--- Set task ---
Search the material below for the string "МОДЕЛ" and extract each line that has it.

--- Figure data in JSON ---
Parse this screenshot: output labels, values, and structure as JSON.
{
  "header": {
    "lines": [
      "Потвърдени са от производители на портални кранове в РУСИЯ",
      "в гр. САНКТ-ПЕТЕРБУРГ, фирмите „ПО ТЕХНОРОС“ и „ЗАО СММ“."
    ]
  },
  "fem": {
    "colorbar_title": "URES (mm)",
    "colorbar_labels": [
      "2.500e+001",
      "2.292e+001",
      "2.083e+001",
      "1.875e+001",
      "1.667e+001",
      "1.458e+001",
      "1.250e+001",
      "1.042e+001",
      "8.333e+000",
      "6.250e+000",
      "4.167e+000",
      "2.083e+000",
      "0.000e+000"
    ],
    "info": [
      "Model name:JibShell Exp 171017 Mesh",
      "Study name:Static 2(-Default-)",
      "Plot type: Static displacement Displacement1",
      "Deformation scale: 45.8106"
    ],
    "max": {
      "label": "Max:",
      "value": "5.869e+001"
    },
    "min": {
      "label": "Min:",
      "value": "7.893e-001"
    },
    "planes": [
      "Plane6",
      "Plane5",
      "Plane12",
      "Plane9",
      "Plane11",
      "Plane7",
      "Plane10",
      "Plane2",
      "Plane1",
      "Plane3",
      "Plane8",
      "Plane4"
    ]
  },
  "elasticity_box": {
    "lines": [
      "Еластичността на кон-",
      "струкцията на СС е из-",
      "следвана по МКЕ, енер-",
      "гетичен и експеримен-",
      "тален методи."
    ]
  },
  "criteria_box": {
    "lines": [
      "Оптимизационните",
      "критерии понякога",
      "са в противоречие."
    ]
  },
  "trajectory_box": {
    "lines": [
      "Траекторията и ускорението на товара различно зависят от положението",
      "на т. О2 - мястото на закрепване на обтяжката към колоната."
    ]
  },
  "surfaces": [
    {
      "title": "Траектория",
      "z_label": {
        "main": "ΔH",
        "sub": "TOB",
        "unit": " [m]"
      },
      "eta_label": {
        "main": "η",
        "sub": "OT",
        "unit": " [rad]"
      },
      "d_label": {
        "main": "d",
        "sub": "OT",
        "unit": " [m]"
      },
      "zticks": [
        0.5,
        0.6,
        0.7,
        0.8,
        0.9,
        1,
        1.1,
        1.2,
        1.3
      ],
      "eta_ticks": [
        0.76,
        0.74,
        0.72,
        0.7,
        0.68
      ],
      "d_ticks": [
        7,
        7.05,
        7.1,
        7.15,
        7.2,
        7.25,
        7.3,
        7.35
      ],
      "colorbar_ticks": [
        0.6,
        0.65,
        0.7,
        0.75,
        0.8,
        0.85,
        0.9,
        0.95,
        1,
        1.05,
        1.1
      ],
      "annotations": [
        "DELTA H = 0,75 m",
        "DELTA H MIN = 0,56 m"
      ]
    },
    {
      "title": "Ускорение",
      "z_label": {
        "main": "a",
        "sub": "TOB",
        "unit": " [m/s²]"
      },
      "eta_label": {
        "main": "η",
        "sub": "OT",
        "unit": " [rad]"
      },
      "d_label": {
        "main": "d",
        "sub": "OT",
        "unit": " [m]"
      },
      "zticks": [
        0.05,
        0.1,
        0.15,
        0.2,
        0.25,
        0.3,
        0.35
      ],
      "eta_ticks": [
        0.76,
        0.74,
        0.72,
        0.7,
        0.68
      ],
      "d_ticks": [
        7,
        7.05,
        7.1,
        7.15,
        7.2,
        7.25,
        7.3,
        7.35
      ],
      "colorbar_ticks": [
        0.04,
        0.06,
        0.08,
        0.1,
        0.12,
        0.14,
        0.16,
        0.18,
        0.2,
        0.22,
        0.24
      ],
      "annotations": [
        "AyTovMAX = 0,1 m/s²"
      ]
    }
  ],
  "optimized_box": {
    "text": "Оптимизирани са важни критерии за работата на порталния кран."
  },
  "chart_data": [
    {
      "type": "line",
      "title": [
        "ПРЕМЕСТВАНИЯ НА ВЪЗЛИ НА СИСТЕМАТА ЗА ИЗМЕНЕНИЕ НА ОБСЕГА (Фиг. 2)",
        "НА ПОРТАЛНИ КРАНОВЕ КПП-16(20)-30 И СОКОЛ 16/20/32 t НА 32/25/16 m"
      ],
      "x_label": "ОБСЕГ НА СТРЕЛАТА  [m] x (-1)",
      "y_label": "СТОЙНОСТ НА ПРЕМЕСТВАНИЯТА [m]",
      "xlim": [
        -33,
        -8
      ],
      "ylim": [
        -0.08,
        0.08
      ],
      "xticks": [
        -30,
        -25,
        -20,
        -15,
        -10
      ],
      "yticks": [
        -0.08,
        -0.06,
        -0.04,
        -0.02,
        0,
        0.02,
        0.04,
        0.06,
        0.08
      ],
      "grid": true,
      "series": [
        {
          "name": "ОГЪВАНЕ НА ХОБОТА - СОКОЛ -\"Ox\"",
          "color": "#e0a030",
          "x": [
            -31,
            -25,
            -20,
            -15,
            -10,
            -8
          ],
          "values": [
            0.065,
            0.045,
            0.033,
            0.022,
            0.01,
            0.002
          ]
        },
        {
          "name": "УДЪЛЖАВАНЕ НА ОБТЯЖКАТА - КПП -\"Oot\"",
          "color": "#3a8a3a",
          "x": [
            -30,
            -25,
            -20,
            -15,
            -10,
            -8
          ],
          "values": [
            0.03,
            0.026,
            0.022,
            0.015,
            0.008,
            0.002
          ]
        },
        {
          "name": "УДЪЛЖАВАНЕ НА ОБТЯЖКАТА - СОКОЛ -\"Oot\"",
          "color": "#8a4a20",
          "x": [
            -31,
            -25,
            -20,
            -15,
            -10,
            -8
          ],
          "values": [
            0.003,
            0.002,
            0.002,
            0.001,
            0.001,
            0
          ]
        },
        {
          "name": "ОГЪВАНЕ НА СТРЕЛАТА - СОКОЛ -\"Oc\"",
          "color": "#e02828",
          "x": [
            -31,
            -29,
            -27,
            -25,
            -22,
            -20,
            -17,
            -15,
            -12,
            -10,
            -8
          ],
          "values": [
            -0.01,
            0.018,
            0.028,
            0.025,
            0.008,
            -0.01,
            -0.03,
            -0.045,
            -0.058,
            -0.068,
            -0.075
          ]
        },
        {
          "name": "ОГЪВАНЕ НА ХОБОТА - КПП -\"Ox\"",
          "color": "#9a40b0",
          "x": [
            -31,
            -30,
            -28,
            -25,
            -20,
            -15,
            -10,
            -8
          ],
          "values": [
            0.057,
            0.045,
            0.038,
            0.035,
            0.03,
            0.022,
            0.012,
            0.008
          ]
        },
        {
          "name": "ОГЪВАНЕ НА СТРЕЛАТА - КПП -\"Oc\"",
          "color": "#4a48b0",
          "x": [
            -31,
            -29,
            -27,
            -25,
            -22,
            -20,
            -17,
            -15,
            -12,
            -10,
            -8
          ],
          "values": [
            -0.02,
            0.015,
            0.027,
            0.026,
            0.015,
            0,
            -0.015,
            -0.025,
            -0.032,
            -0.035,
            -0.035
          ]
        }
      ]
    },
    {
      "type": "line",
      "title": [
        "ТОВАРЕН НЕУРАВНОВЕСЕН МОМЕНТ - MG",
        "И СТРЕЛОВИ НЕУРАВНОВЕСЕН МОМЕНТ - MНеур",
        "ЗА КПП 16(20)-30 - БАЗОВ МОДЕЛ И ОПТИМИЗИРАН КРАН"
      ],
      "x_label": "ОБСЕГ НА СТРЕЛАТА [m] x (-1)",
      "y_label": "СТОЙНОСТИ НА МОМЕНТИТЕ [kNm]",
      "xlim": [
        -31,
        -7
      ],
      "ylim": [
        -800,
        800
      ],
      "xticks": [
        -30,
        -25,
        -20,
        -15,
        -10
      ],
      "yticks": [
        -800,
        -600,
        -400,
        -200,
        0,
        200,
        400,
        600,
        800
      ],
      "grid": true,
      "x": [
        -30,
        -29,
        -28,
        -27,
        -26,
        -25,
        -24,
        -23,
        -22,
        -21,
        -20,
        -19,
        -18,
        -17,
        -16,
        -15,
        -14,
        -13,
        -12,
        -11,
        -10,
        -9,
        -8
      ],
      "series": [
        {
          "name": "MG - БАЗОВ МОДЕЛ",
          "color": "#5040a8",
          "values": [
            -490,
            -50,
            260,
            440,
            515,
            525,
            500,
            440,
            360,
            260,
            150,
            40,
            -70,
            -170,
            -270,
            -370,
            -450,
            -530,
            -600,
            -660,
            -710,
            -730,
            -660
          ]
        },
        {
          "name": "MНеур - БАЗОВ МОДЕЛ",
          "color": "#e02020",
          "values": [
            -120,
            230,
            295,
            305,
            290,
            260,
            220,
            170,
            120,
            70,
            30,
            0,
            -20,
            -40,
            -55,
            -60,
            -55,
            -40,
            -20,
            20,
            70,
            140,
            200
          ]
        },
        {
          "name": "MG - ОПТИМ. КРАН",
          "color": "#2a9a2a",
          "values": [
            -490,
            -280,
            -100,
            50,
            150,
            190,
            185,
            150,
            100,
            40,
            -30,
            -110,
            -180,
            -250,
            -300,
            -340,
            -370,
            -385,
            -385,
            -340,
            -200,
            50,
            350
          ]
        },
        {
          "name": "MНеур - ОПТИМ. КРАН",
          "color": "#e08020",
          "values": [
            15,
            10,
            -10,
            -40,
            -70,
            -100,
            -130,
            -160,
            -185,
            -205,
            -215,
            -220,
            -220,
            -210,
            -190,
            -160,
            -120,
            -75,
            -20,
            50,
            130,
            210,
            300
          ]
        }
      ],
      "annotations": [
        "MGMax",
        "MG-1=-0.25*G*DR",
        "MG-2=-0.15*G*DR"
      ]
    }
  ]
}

--- Reply to the task ---
        "ЗА КПП 16(20)-30 - БАЗОВ МОДЕЛ И ОПТИМИЗИРАН КРАН"
          "name": "MG - БАЗОВ МОДЕЛ",
          "name": "MНеур - БАЗОВ МОДЕЛ",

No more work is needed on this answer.